**Records for processing:**
※

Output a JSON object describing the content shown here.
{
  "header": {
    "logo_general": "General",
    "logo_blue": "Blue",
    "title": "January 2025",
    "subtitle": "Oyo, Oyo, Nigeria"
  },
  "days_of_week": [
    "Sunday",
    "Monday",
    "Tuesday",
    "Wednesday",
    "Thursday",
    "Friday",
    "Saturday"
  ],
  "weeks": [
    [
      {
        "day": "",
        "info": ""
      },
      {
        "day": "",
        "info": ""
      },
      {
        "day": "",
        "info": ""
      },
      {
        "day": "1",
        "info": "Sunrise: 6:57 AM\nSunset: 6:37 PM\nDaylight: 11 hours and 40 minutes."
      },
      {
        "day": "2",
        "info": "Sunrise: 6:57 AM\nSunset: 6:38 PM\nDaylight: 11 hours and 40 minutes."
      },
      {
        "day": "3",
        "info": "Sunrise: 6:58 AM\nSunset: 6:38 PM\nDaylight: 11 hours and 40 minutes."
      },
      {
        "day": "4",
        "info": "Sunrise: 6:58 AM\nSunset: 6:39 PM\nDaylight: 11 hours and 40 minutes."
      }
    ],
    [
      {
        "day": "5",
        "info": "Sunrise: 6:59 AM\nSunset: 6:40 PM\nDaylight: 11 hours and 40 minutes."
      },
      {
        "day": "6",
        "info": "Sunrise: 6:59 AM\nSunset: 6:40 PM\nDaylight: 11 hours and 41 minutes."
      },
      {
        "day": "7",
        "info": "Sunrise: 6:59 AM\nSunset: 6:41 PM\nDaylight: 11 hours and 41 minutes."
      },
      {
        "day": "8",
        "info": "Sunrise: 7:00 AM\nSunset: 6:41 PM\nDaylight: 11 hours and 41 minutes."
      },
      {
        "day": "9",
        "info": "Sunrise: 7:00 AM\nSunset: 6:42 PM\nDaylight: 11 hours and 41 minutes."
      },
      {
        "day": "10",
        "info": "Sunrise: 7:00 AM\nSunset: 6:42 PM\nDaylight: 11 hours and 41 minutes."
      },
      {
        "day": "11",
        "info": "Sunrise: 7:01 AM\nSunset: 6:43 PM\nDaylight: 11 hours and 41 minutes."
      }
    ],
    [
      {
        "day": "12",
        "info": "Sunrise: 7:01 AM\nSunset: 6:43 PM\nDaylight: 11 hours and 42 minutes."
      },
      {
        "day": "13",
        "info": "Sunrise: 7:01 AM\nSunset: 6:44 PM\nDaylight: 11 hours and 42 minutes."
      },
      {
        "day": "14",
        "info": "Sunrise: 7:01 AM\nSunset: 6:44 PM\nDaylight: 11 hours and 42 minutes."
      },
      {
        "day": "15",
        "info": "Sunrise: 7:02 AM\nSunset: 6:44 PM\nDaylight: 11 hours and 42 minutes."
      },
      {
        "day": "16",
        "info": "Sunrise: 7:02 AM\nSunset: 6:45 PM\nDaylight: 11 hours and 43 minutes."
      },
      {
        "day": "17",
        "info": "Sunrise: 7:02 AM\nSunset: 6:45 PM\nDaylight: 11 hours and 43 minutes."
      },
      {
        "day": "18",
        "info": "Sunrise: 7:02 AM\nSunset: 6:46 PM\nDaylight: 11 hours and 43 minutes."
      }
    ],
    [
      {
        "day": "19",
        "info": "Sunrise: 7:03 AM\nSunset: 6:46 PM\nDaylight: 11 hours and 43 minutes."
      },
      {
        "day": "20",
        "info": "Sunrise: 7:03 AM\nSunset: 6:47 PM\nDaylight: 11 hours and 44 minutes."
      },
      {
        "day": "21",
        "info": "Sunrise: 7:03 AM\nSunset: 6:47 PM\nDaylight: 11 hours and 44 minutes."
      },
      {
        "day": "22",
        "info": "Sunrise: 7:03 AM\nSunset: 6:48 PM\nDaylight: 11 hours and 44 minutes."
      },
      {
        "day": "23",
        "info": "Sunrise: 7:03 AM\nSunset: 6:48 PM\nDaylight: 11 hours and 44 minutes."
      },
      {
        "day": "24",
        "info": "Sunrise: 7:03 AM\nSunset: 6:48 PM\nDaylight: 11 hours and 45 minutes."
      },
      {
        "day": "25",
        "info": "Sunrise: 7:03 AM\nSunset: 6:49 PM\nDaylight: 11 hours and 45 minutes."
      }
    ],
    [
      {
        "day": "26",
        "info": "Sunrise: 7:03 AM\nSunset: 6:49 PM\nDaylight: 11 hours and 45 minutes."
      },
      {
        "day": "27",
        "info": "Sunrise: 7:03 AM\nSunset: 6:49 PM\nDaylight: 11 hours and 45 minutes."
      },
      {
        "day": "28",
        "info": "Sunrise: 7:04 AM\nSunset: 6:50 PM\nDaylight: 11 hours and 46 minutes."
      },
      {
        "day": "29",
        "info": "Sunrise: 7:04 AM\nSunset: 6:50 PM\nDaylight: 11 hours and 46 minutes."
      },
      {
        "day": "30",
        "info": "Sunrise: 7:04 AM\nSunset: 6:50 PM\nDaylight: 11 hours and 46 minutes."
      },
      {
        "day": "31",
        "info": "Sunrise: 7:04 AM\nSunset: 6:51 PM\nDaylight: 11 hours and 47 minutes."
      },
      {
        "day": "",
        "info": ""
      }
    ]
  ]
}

※

**Task prompt:**
Print every line of the records exactly. Omit nothing.

**Solution:**
Output a JSON object describing the content shown here.
{
  "header": {
    "logo_general": "General",
    "logo_blue": "Blue",
    "title": "January 2025",
    "subtitle": "Oyo, Oyo, Nigeria"
  },
  "days_of_week": [
    "Sunday",
    "Monday",
    "Tuesday",
    "Wednesday",
    "Thursday",
    "Friday",
    "Saturday"
  ],
  "weeks": [
    [
      {
        "day": "",
        "info": ""
      },
      {
        "day": "",
        "info": ""
      },
      {
        "day": "",
        "info": ""
      },
      {
        "day": "1",
        "info": "Sunrise: 6:57 AM\nSunset: 6:37 PM\nDaylight: 11 hours and 40 minutes."
      },
      {
        "day": "2",
        "info": "Sunrise: 6:57 AM\nSunset: 6:38 PM\nDaylight: 11 hours and 40 minutes."
      },
      {
        "day": "3",
        "info": "Sunrise: 6:58 AM\nSunset: 6:38 PM\nDaylight: 11 hours and 40 minutes."
      },
      {
        "day": "4",
        "info": "Sunrise: 6:58 AM\nSunset: 6:39 PM\nDaylight: 11 hours and 40 minutes."
      }
    ],
    [
      {
        "day": "5",
        "info": "Sunrise: 6:59 AM\nSunset: 6:40 PM\nDaylight: 11 hours and 40 minutes."
      },
      {
        "day": "6",
        "info": "Sunrise: 6:59 AM\nSunset: 6:40 PM\nDaylight: 11 hours and 41 minutes."
      },
      {
        "day": "7",
        "info": "Sunrise: 6:59 AM\nSunset: 6:41 PM\nDaylight: 11 hours and 41 minutes."
      },
      {
        "day": "8",
        "info": "Sunrise: 7:00 AM\nSunset: 6:41 PM\nDaylight: 11 hours and 41 minutes."
      },
      {
        "day": "9",
        "info": "Sunrise: 7:00 AM\nSunset: 6:42 PM\nDaylight: 11 hours and 41 minutes."
      },
      {
        "day": "10",
        "info": "Sunrise: 7:00 AM\nSunset: 6:42 PM\nDaylight: 11 hours and 41 minutes."
      },
      {
        "day": "11",
        "info": "Sunrise: 7:01 AM\nSunset: 6:43 PM\nDaylight: 11 hours and 41 minutes."
      }
    ],
    [
      {
        "day": "12",
        "info": "Sunrise: 7:01 AM\nSunset: 6:43 PM\nDaylight: 11 hours and 42 minutes."
      },
      {
        "day": "13",
        "info": "Sunrise: 7:01 AM\nSunset: 6:44 PM\nDaylight: 11 hours and 42 minutes."
      },
      {
        "day": "14",
        "info": "Sunrise: 7:01 AM\nSunset: 6:44 PM\nDaylight: 11 hours and 42 minutes."
      },
      {
        "day": "15",
        "info": "Sunrise: 7:02 AM\nSunset: 6:44 PM\nDaylight: 11 hours and 42 minutes."
      },
      {
        "day": "16",
        "info": "Sunrise: 7:02 AM\nSunset: 6:45 PM\nDaylight: 11 hours and 43 minutes."
      },
      {
        "day": "17",
        "info": "Sunrise: 7:02 AM\nSunset: 6:45 PM\nDaylight: 11 hours and 43 minutes."
      },
      {
        "day": "18",
        "info": "Sunrise: 7:02 AM\nSunset: 6:46 PM\nDaylight: 11 hours and 43 minutes."
      }
    ],
    [
      {
        "day": "19",
        "info": "Sunrise: 7:03 AM\nSunset: 6:46 PM\nDaylight: 11 hours and 43 minutes."
      },
      {
        "day": "20",
        "info": "Sunrise: 7:03 AM\nSunset: 6:47 PM\nDaylight: 11 hours and 44 minutes."
      },
      {
        "day": "21",
        "info": "Sunrise: 7:03 AM\nSunset: 6:47 PM\nDaylight: 11 hours and 44 minutes."
      },
      {
        "day": "22",
        "info": "Sunrise: 7:03 AM\nSunset: 6:48 PM\nDaylight: 11 hours and 44 minutes."
      },
      {
        "day": "23",
        "info": "Sunrise: 7:03 AM\nSunset: 6:48 PM\nDaylight: 11 hours and 44 minutes."
      },
      {
        "day": "24",
        "info": "Sunrise: 7:03 AM\nSunset: 6:48 PM\nDaylight: 11 hours and 45 minutes."
      },
      {
        "day": "25",
        "info": "Sunrise: 7:03 AM\nSunset: 6:49 PM\nDaylight: 11 hours and 45 minutes."
      }
    ],
    [
      {
        "day": "26",
        "info": "Sunrise: 7:03 AM\nSunset: 6:49 PM\nDaylight: 11 hours and 45 minutes."
      },
      {
        "day": "27",
        "info": "Sunrise: 7:03 AM\nSunset: 6:49 PM\nDaylight: 11 hours and 45 minutes."
      },
      {
        "day": "28",
        "info": "Sunrise: 7:04 AM\nSunset: 6:50 PM\nDaylight: 11 hours and 46 minutes."
      },
      {
        "day": "29",
        "info": "Sunrise: 7:04 AM\nSunset: 6:50 PM\nDaylight: 11 hours and 46 minutes."
      },
      {
        "day": "30",
        "info": "Sunrise: 7:04 AM\nSunset: 6:50 PM\nDaylight: 11 hours and 46 minutes."
      },
      {
        "day": "31",
        "info": "Sunrise: 7:04 AM\nSunset: 6:51 PM\nDaylight: 11 hours and 47 minutes."
      },
      {
        "day": "",
        "info": ""
      }
    ]
  ]
}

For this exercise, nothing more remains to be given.